*REQUIRED TASK*
Scan the data below for the string "name". Show every line where it turns up.

══ DATASET EXTRACT

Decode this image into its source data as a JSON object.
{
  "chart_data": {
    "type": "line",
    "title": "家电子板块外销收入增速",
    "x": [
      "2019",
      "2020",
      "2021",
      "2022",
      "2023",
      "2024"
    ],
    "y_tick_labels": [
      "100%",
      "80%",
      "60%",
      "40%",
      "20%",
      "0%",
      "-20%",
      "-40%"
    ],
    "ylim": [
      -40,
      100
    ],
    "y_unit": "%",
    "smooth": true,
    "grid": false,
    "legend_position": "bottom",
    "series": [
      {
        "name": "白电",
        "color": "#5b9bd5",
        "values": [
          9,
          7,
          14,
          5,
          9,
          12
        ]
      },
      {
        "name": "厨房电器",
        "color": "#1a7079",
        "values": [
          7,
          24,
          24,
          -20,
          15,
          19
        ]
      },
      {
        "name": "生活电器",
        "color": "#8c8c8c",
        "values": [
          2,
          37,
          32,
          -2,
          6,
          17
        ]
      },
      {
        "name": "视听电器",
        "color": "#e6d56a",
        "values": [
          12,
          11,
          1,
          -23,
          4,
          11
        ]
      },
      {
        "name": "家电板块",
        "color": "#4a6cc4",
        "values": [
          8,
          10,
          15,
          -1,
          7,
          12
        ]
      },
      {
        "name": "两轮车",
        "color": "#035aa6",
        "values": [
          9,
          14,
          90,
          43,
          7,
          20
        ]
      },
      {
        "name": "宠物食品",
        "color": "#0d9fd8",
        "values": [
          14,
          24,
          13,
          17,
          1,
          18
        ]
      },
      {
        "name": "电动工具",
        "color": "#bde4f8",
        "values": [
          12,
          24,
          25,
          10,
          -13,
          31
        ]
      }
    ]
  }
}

════

*EXERCISE RESULT*
        "name": "白电",
        "name": "厨房电器",
        "name": "生活电器",
        "name": "视听电器",
        "name": "家电板块",
        "name": "两轮车",
        "name": "宠物食品",
        "name": "电动工具",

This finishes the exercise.